● **What this task involves**
Gather all lines containing the string "from" and copy them out.

● **Figure dataset records**
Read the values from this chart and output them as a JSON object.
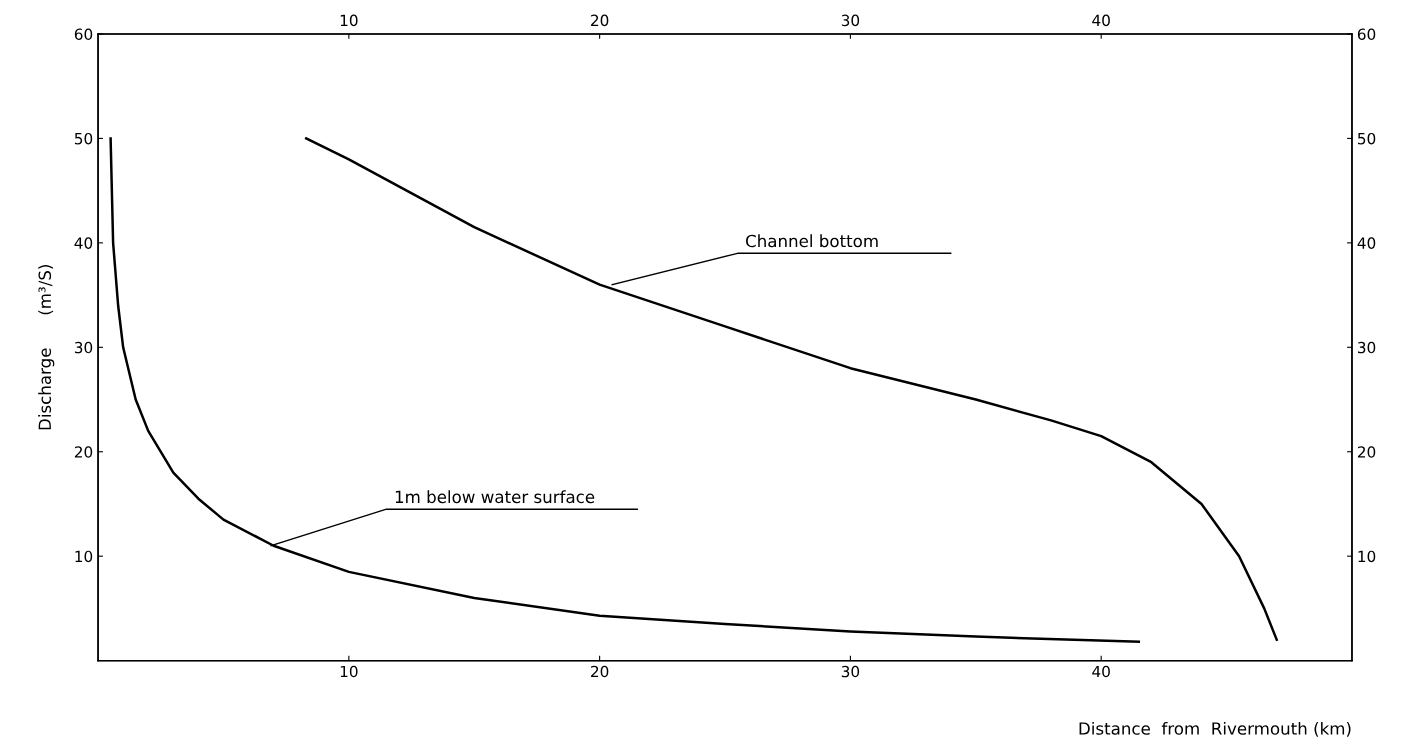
{
  "chart_data": {
    "type": "line",
    "xlabel": "Distance  from  Rivermouth (km)",
    "ylabel": "Discharge      (m³/S)",
    "xlim": [
      0,
      50
    ],
    "xticks": [
      10,
      20,
      30,
      40
    ],
    "x2lim": [
      0,
      50
    ],
    "x2ticks": [
      10,
      20,
      30,
      40
    ],
    "ylim": [
      0,
      60
    ],
    "yticks": [
      10,
      20,
      30,
      40,
      50,
      60
    ],
    "y2lim": [
      0,
      60
    ],
    "y2ticks": [
      10,
      20,
      30,
      40,
      50,
      60
    ],
    "grid": false,
    "legend": false,
    "marker": "none",
    "line_style": "solid",
    "series": [
      {
        "color": "#000000",
        "x": [
          0.5,
          0.6,
          0.8,
          1,
          1.5,
          2,
          3,
          4,
          5,
          7,
          10,
          15,
          20,
          25,
          30,
          35,
          41.5
        ],
        "values": [
          50,
          40,
          34,
          30,
          25,
          22,
          18,
          15.5,
          13.5,
          11,
          8.5,
          6,
          4.3,
          3.5,
          2.8,
          2.3,
          1.8
        ]
      },
      {
        "color": "#000000",
        "x": [
          8.3,
          10,
          15,
          20,
          25,
          30,
          35,
          38,
          40,
          42,
          44,
          45.5,
          46.5,
          47
        ],
        "values": [
          50,
          48,
          41.5,
          36,
          32,
          28,
          25,
          23,
          21.5,
          19,
          15,
          10,
          5,
          2
        ]
      }
    ],
    "annotations": [
      {
        "text": "1m below water surface",
        "x": 6.9,
        "y": 11
      },
      {
        "text": "Channel bottom",
        "x": 20.5,
        "y": 36
      }
    ]
  }
}
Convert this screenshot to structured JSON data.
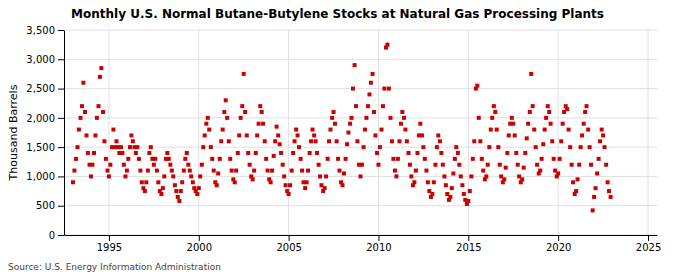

● **Exercise solution**
Read the values from this chart and output them as a JSON object.
    "xlabel": "Distance  from  Rivermouth (km)",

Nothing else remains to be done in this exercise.